▸ TASK REQUIREMENTS:
Repeat the rows verbatim, starting with the one containing "legend-swatch [571,118,600,145]" and continuing through the one containing "legend-label: 15 mm [608,270,639,281]".

⟨

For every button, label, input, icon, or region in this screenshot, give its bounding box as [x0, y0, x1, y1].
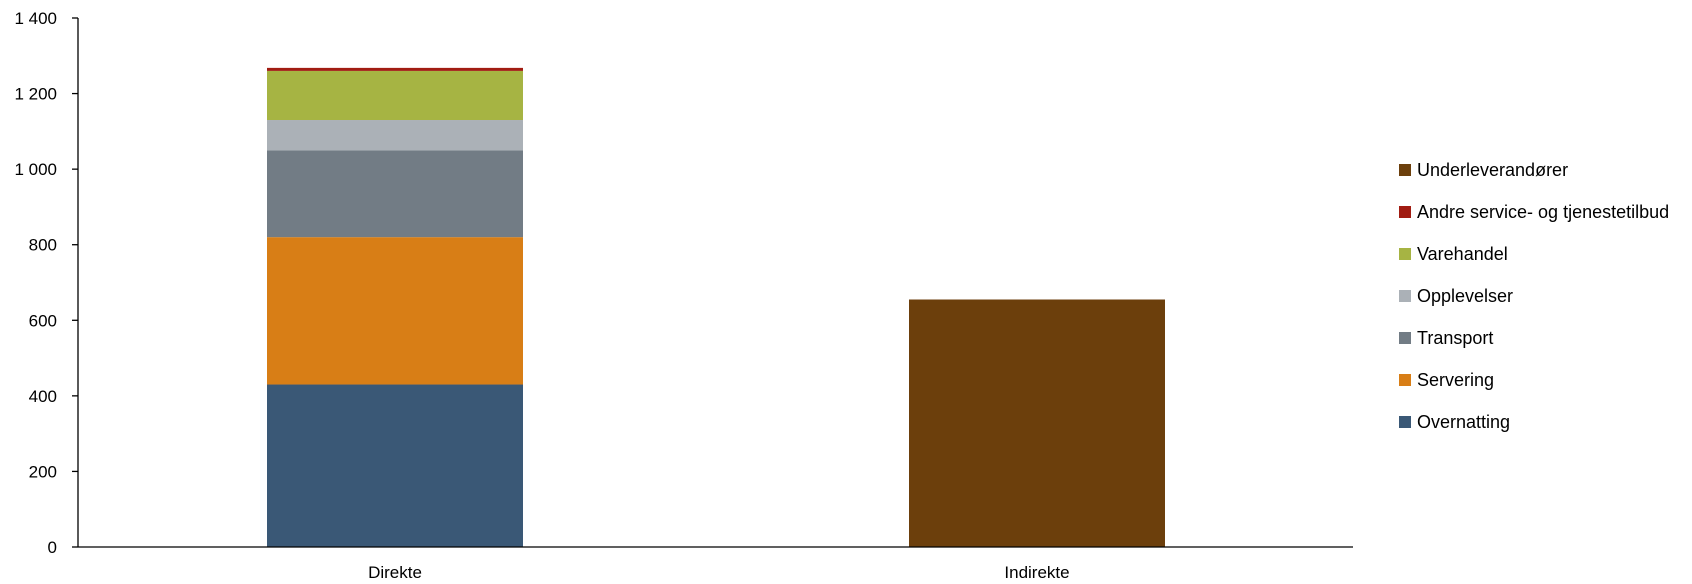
legend-label: Transport [1417, 328, 1493, 348]
y-tick-label: 1 400 [14, 9, 57, 28]
legend-swatch [1399, 332, 1411, 344]
bar-segment-opplevelser-direkte [267, 120, 523, 151]
legend: Underleverandører Andre service- og tjene… [1399, 160, 1669, 432]
y-tick-label: 400 [29, 387, 57, 406]
y-tick-label: 1 200 [14, 85, 57, 104]
bar-segment-servering-direkte [267, 237, 523, 385]
x-category-label: Direkte [368, 563, 422, 582]
bar-segment-transport-direkte [267, 150, 523, 238]
legend-label: Overnatting [1417, 412, 1510, 432]
y-tick-label: 600 [29, 311, 57, 330]
legend-label: Opplevelser [1417, 286, 1513, 306]
legend-swatch [1399, 164, 1411, 176]
legend-swatch [1399, 416, 1411, 428]
bar-segment-andre-service-og-tjenestetilbud-direkte [267, 67, 523, 71]
legend-label: Andre service- og tjenestetilbud [1417, 202, 1669, 222]
legend-swatch [1399, 374, 1411, 386]
legend-label: Servering [1417, 370, 1494, 390]
bar-segment-underleverandører-indirekte [909, 299, 1165, 547]
y-tick-label: 0 [48, 538, 57, 557]
bar-segment-varehandel-direkte [267, 70, 523, 121]
y-tick-label: 200 [29, 462, 57, 481]
bars-layer [267, 67, 1165, 547]
legend-swatch [1399, 206, 1411, 218]
legend-swatch [1399, 290, 1411, 302]
x-category-label: Indirekte [1004, 563, 1069, 582]
y-tick-label: 1 000 [14, 160, 57, 179]
legend-swatch [1399, 248, 1411, 260]
legend-label: Underleverandører [1417, 160, 1568, 180]
legend-label: Varehandel [1417, 244, 1508, 264]
axes-layer: 0 200 400 600 800 1 000 1 200 1 400 Direkte Indir… [14, 9, 1353, 582]
y-tick-label: 800 [29, 236, 57, 255]
bar-segment-overnatting-direkte [267, 384, 523, 547]
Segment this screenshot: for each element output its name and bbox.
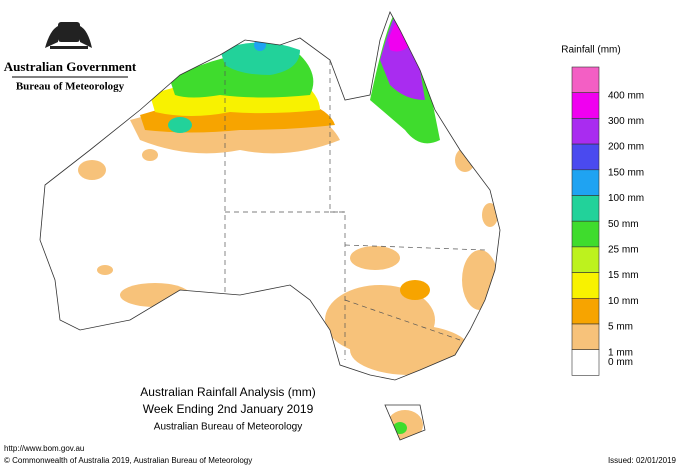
legend-swatch [571,118,600,145]
coastline [39,11,501,441]
legend-title: Rainfall (mm) [561,45,620,56]
legend-swatch [571,195,600,222]
legend-label: 100 mm [608,193,644,204]
legend-swatch [571,272,600,299]
bureau: Bureau of Meteorology [16,81,125,93]
legend-swatch [571,92,600,119]
legend-label: 15 mm [608,270,639,281]
legend-swatch [571,66,600,94]
caption-source: Australian Bureau of Meteorology [154,422,302,433]
caption-period: Week Ending 2nd January 2019 [143,402,314,416]
legend-swatch [571,169,600,196]
legend-label: 10 mm [608,296,639,307]
legend-swatch [571,297,600,325]
caption-title: Australian Rainfall Analysis (mm) [140,385,315,399]
issued: Issued: 02/01/2019 [608,456,677,465]
government: Australian Government [4,59,137,74]
legend-label: 200 mm [608,142,644,153]
legend-swatch [571,323,600,351]
legend-label: 0 mm [608,357,633,368]
crest [45,22,92,49]
legend: 400 mm 300 mm 200 mm 150 mm 100 mm 50 mm 25 mm… [571,66,644,376]
legend-label: 1 mm [608,347,633,358]
legend-swatch [571,246,600,273]
url: http://www.bom.gov.au [4,444,84,453]
legend-label: 25 mm [608,245,639,256]
legend-label: 5 mm [608,322,633,333]
copyright: © Commonwealth of Australia 2019, Austra… [4,456,252,465]
legend-swatch [571,143,600,171]
state-borders [224,60,486,360]
legend-swatch [571,220,600,248]
legend-swatch [571,349,600,376]
legend-label: 400 mm [608,90,644,101]
legend-label: 50 mm [608,219,639,230]
legend-label: 300 mm [608,116,644,127]
legend-label: 150 mm [608,167,644,178]
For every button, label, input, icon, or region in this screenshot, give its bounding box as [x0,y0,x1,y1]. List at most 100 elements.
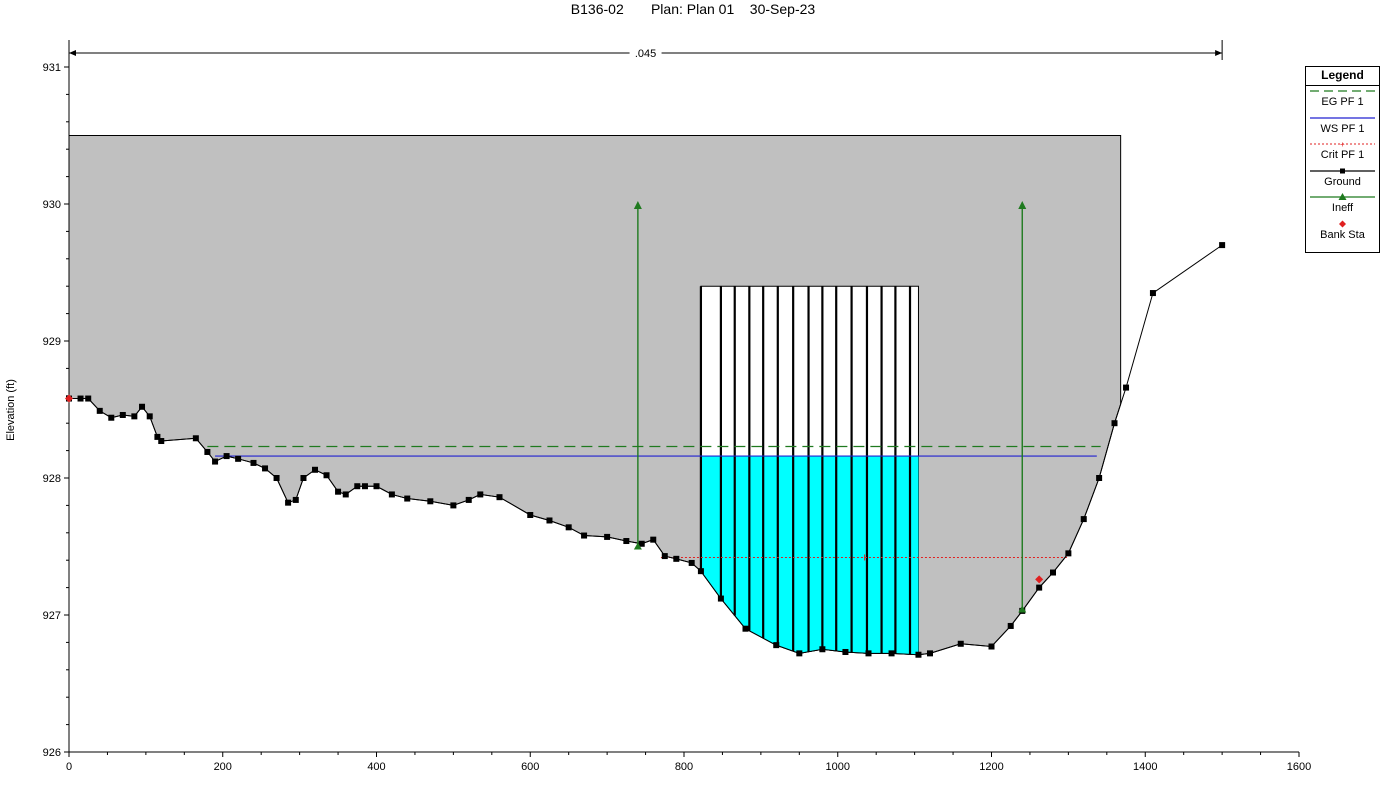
ground-point-10 [158,438,165,445]
ineff-top-arrow-0 [633,201,642,209]
ground-point-47 [697,568,704,575]
ground-point-25 [342,491,349,498]
ground-point-36 [527,511,534,518]
ground-point-33 [465,496,472,503]
ground-point-16 [250,459,257,466]
ground-point-19 [285,499,292,506]
ground-point-6 [131,413,138,420]
y-tick-label-4: 930 [43,199,61,211]
legend-symbol-crit: + [1310,140,1375,148]
ground-point-64 [1065,550,1072,557]
x-tick-label-1: 200 [214,761,232,773]
ground-point-38 [565,524,572,531]
legend-item-ineff: Ineff [1306,192,1379,219]
ground-point-41 [623,538,630,545]
ground-point-34 [477,491,484,498]
water-fill [700,456,919,655]
x-tick-label-3: 600 [521,761,539,773]
ground-point-35 [496,494,503,501]
ground-point-29 [388,491,395,498]
ineff-top-arrow-1 [1018,201,1027,209]
ground-point-70 [1219,242,1226,249]
ground-point-56 [915,651,922,658]
manning-n-label-bg [629,46,662,59]
legend-title: Legend [1306,67,1379,86]
ground-point-24 [335,488,342,495]
legend-item-eg: EG PF 1 [1306,86,1379,113]
legend-label-bank: Bank Sta [1320,228,1365,241]
ground-point-17 [262,465,269,472]
x-tick-label-8: 1600 [1287,761,1311,773]
ground-point-39 [581,532,588,539]
ground-point-60 [1007,622,1014,629]
ground-point-31 [427,498,434,505]
ground-point-48 [717,595,724,602]
legend-label-ground: Ground [1324,175,1361,188]
ground-point-28 [373,483,380,490]
ground-point-11 [192,435,199,442]
ground-point-18 [273,475,280,481]
legend-item-crit: + Crit PF 1 [1306,139,1379,166]
ground-point-22 [312,466,318,473]
ground-point-57 [927,650,933,657]
legend-label-crit: Crit PF 1 [1320,149,1365,161]
ground-point-42 [638,540,645,547]
ground-point-68 [1123,384,1130,391]
ground-point-45 [673,555,680,562]
bank-station-1 [1035,575,1044,584]
ground-point-40 [604,533,611,540]
ground-point-3 [96,407,103,414]
ground-point-14 [223,453,230,460]
ground-point-54 [865,650,872,657]
svg-text:+: + [1340,140,1345,148]
y-tick-label-5: 931 [43,62,61,74]
legend-symbol-ground [1310,168,1375,173]
legend-label-ws: WS PF 1 [1320,122,1365,135]
ground-point-58 [957,640,964,647]
manning-n-left-arrow [69,50,76,56]
ground-point-44 [661,553,668,560]
ground-point-59 [988,643,995,650]
ground-point-51 [796,650,803,657]
ground-point-12 [204,448,211,455]
ground-point-55 [888,650,895,657]
ground-point-2 [85,395,92,402]
ground-point-1 [77,395,84,402]
y-tick-label-2: 928 [43,473,61,485]
x-tick-label-7: 1400 [1133,761,1157,773]
ground-point-43 [650,536,657,543]
ground-point-21 [300,475,307,481]
ground-point-32 [450,502,457,509]
ground-point-52 [819,646,826,653]
ground-point-23 [323,472,330,479]
ground-point-67 [1111,420,1118,427]
x-tick-label-5: 1000 [826,761,850,773]
x-tick-label-2: 400 [367,761,385,773]
ineff-base-marker-1 [1018,605,1027,613]
manning-n-label: .045 [635,48,656,60]
ground-point-63 [1050,569,1056,576]
x-tick-label-6: 1200 [979,761,1003,773]
y-axis-label: Elevation (ft) [5,379,17,441]
legend-symbol-ws [1310,116,1375,119]
ineff-base-marker-0 [633,542,642,550]
legend-item-ground: Ground [1306,166,1379,193]
legend: Legend EG PF 1 WS PF 1 + Crit PF 1 Groun… [1305,66,1380,253]
ground-point-66 [1096,475,1103,481]
ground-point-69 [1149,290,1156,297]
ground-point-53 [842,648,849,655]
manning-n-right-arrow [1215,50,1223,56]
y-tick-label-1: 927 [43,610,61,622]
x-tick-label-4: 800 [675,761,693,773]
legend-item-ws: WS PF 1 [1306,113,1379,140]
ground-point-15 [235,455,242,462]
y-tick-label-0: 926 [43,747,61,759]
ground-point-37 [546,517,553,524]
legend-label-eg: EG PF 1 [1321,96,1364,108]
ground-point-4 [108,414,115,421]
ground-point-26 [354,483,361,490]
bank-station-0 [65,394,73,403]
ground-point-49 [742,625,749,632]
legend-symbol-ineff [1310,193,1375,200]
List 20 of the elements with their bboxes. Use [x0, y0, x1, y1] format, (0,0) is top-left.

⟩

▸ OUTPUT OF THE TASK:
legend-swatch [571,118,600,145]
coastline [39,11,501,441]
legend-title: Rainfall (mm) [561,45,620,56]
legend-swatch [571,195,600,222]
legend-label: 100 mm [608,193,644,204]
legend-swatch [571,272,600,299]
bureau: Bureau of Meteorology [16,81,125,93]
legend-swatch [571,92,600,119]
legend-label: 15 mm [608,270,639,281]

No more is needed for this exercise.